#### [WHAT TO WORK ON]
Images do not belong in the copy. Retype all the entries below exactly.

#### [Entries with figure data]
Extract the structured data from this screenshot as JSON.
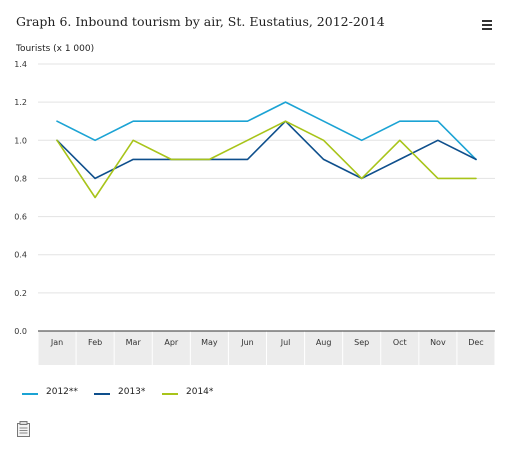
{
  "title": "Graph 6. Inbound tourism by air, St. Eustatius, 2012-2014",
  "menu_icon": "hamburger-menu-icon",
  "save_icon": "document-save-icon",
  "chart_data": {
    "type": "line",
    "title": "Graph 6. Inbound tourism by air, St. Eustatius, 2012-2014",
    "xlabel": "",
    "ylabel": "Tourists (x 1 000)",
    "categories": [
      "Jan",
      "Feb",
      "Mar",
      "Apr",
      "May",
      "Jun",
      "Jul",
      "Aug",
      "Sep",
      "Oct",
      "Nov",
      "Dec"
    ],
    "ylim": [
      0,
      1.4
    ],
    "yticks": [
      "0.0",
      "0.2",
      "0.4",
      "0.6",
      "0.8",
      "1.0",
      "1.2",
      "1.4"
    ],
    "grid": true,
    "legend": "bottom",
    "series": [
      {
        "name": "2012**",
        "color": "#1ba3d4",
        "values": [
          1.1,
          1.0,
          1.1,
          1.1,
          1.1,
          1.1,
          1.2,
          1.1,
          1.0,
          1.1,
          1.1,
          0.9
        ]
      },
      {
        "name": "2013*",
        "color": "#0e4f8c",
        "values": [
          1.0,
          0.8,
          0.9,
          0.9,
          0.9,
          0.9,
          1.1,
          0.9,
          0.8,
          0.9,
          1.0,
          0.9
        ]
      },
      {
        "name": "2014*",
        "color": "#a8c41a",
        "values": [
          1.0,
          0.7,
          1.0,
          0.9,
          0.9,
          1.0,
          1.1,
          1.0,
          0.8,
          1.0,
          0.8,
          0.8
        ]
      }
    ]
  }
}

#### [ANSWER]
Extract the structured data from this screenshot as JSON.
{
  "title": "Graph 6. Inbound tourism by air, St. Eustatius, 2012-2014",
  "menu_icon": "hamburger-menu-icon",
  "save_icon": "document-save-icon",
  "chart_data": {
    "type": "line",
    "title": "Graph 6. Inbound tourism by air, St. Eustatius, 2012-2014",
    "xlabel": "",
    "ylabel": "Tourists (x 1 000)",
    "categories": [
      "Jan",
      "Feb",
      "Mar",
      "Apr",
      "May",
      "Jun",
      "Jul",
      "Aug",
      "Sep",
      "Oct",
      "Nov",
      "Dec"
    ],
    "ylim": [
      0,
      1.4
    ],
    "yticks": [
      "0.0",
      "0.2",
      "0.4",
      "0.6",
      "0.8",
      "1.0",
      "1.2",
      "1.4"
    ],
    "grid": true,
    "legend": "bottom",
    "series": [
      {
        "name": "2012**",
        "color": "#1ba3d4",
        "values": [
          1.1,
          1.0,
          1.1,
          1.1,
          1.1,
          1.1,
          1.2,
          1.1,
          1.0,
          1.1,
          1.1,
          0.9
        ]
      },
      {
        "name": "2013*",
        "color": "#0e4f8c",
        "values": [
          1.0,
          0.8,
          0.9,
          0.9,
          0.9,
          0.9,
          1.1,
          0.9,
          0.8,
          0.9,
          1.0,
          0.9
        ]
      },
      {
        "name": "2014*",
        "color": "#a8c41a",
        "values": [
          1.0,
          0.7,
          1.0,
          0.9,
          0.9,
          1.0,
          1.1,
          1.0,
          0.8,
          1.0,
          0.8,
          0.8
        ]
      }
    ]
  }
}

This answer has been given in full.